## begin
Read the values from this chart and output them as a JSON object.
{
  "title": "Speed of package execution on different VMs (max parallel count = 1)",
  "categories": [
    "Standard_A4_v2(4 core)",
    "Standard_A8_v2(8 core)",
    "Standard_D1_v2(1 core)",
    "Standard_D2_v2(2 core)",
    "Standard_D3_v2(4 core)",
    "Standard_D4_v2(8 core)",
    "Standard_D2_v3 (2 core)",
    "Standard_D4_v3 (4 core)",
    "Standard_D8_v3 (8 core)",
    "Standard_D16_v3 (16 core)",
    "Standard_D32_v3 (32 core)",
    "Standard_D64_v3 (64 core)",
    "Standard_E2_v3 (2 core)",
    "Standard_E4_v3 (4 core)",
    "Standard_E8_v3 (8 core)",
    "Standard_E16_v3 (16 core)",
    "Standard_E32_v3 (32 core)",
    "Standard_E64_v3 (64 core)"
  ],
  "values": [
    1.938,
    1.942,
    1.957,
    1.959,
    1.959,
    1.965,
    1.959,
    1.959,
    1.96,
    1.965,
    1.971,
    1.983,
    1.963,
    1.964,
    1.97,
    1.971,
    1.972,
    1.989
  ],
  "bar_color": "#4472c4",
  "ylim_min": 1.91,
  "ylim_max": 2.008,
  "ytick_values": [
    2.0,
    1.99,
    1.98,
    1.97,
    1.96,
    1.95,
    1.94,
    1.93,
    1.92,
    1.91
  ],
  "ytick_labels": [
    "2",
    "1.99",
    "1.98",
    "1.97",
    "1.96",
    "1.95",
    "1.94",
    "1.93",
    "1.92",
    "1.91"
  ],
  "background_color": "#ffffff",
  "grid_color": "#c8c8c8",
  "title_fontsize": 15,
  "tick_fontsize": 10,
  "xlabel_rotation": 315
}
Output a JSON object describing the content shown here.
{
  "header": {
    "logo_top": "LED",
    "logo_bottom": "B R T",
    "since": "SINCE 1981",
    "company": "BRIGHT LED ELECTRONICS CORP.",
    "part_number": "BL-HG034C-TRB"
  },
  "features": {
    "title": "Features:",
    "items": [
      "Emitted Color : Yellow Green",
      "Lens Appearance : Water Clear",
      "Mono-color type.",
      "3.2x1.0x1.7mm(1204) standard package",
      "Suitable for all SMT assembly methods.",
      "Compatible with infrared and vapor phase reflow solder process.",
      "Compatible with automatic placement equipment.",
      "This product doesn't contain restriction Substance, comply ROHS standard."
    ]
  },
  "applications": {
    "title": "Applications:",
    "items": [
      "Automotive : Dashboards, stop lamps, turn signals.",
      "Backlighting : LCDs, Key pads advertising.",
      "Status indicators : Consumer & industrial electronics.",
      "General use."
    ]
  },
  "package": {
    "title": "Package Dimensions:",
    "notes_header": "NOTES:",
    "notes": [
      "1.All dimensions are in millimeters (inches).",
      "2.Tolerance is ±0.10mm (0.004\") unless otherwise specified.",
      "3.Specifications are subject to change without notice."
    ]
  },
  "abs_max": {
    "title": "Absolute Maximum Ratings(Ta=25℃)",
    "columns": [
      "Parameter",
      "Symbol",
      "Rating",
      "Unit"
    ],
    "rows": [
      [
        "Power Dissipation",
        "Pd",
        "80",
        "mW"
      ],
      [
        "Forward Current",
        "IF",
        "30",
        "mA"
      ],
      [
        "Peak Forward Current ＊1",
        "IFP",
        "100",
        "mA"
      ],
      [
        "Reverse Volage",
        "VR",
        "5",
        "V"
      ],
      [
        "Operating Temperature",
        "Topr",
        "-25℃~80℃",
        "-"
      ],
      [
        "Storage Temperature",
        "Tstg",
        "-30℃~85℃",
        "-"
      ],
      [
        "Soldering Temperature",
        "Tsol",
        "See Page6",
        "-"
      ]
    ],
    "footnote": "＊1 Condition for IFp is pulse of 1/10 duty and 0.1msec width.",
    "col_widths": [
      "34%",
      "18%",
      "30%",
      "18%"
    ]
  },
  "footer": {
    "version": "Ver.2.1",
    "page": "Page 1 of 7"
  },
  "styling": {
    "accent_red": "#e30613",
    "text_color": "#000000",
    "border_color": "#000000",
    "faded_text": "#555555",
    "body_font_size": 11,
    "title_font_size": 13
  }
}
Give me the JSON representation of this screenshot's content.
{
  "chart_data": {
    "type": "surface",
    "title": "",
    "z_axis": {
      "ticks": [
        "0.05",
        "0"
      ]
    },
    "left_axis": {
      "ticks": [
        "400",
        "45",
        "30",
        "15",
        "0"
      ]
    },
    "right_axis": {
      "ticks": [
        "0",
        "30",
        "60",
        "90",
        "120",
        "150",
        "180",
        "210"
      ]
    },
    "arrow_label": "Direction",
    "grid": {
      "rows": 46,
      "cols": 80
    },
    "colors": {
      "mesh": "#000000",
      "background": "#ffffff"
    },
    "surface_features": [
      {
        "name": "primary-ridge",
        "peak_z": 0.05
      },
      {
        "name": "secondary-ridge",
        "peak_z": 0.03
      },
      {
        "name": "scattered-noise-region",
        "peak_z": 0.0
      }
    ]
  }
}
## end
* What you need to do
Retype the records that precede this task, keeping them exactly the same.

* Written solution
Read the values from this chart and output them as a JSON object.
{
  "title": "Speed of package execution on different VMs (max parallel count = 1)",
  "categories": [
    "Standard_A4_v2(4 core)",
    "Standard_A8_v2(8 core)",
    "Standard_D1_v2(1 core)",
    "Standard_D2_v2(2 core)",
    "Standard_D3_v2(4 core)",
    "Standard_D4_v2(8 core)",
    "Standard_D2_v3 (2 core)",
    "Standard_D4_v3 (4 core)",
    "Standard_D8_v3 (8 core)",
    "Standard_D16_v3 (16 core)",
    "Standard_D32_v3 (32 core)",
    "Standard_D64_v3 (64 core)",
    "Standard_E2_v3 (2 core)",
    "Standard_E4_v3 (4 core)",
    "Standard_E8_v3 (8 core)",
    "Standard_E16_v3 (16 core)",
    "Standard_E32_v3 (32 core)",
    "Standard_E64_v3 (64 core)"
  ],
  "values": [
    1.938,
    1.942,
    1.957,
    1.959,
    1.959,
    1.965,
    1.959,
    1.959,
    1.96,
    1.965,
    1.971,
    1.983,
    1.963,
    1.964,
    1.97,
    1.971,
    1.972,
    1.989
  ],
  "bar_color": "#4472c4",
  "ylim_min": 1.91,
  "ylim_max": 2.008,
  "ytick_values": [
    2.0,
    1.99,
    1.98,
    1.97,
    1.96,
    1.95,
    1.94,
    1.93,
    1.92,
    1.91
  ],
  "ytick_labels": [
    "2",
    "1.99",
    "1.98",
    "1.97",
    "1.96",
    "1.95",
    "1.94",
    "1.93",
    "1.92",
    "1.91"
  ],
  "background_color": "#ffffff",
  "grid_color": "#c8c8c8",
  "title_fontsize": 15,
  "tick_fontsize": 10,
  "xlabel_rotation": 315
}
Output a JSON object describing the content shown here.
{
  "header": {
    "logo_top": "LED",
    "logo_bottom": "B R T",
    "since": "SINCE 1981",
    "company": "BRIGHT LED ELECTRONICS CORP.",
    "part_number": "BL-HG034C-TRB"
  },
  "features": {
    "title": "Features:",
    "items": [
      "Emitted Color : Yellow Green",
      "Lens Appearance : Water Clear",
      "Mono-color type.",
      "3.2x1.0x1.7mm(1204) standard package",
      "Suitable for all SMT assembly methods.",
      "Compatible with infrared and vapor phase reflow solder process.",
      "Compatible with automatic placement equipment.",
      "This product doesn't contain restriction Substance, comply ROHS standard."
    ]
  },
  "applications": {
    "title": "Applications:",
    "items": [
      "Automotive : Dashboards, stop lamps, turn signals.",
      "Backlighting : LCDs, Key pads advertising.",
      "Status indicators : Consumer & industrial electronics.",
      "General use."
    ]
  },
  "package": {
    "title": "Package Dimensions:",
    "notes_header": "NOTES:",
    "notes": [
      "1.All dimensions are in millimeters (inches).",
      "2.Tolerance is ±0.10mm (0.004\") unless otherwise specified.",
      "3.Specifications are subject to change without notice."
    ]
  },
  "abs_max": {
    "title": "Absolute Maximum Ratings(Ta=25℃)",
    "columns": [
      "Parameter",
      "Symbol",
      "Rating",
      "Unit"
    ],
    "rows": [
      [
        "Power Dissipation",
        "Pd",
        "80",
        "mW"
      ],
      [
        "Forward Current",
        "IF",
        "30",
        "mA"
      ],
      [
        "Peak Forward Current ＊1",
        "IFP",
        "100",
        "mA"
      ],
      [
        "Reverse Volage",
        "VR",
        "5",
        "V"
      ],
      [
        "Operating Temperature",
        "Topr",
        "-25℃~80℃",
        "-"
      ],
      [
        "Storage Temperature",
        "Tstg",
        "-30℃~85℃",
        "-"
      ],
      [
        "Soldering Temperature",
        "Tsol",
        "See Page6",
        "-"
      ]
    ],
    "footnote": "＊1 Condition for IFp is pulse of 1/10 duty and 0.1msec width.",
    "col_widths": [
      "34%",
      "18%",
      "30%",
      "18%"
    ]
  },
  "footer": {
    "version": "Ver.2.1",
    "page": "Page 1 of 7"
  },
  "styling": {
    "accent_red": "#e30613",
    "text_color": "#000000",
    "border_color": "#000000",
    "faded_text": "#555555",
    "body_font_size": 11,
    "title_font_size": 13
  }
}
Give me the JSON representation of this screenshot's content.
{
  "chart_data": {
    "type": "surface",
    "title": "",
    "z_axis": {
      "ticks": [
        "0.05",
        "0"
      ]
    },
    "left_axis": {
      "ticks": [
        "400",
        "45",
        "30",
        "15",
        "0"
      ]
    },
    "right_axis": {
      "ticks": [
        "0",
        "30",
        "60",
        "90",
        "120",
        "150",
        "180",
        "210"
      ]
    },
    "arrow_label": "Direction",
    "grid": {
      "rows": 46,
      "cols": 80
    },
    "colors": {
      "mesh": "#000000",
      "background": "#ffffff"
    },
    "surface_features": [
      {
        "name": "primary-ridge",
        "peak_z": 0.05
      },
      {
        "name": "secondary-ridge",
        "peak_z": 0.03
      },
      {
        "name": "scattered-noise-region",
        "peak_z": 0.0
      }
    ]
  }
}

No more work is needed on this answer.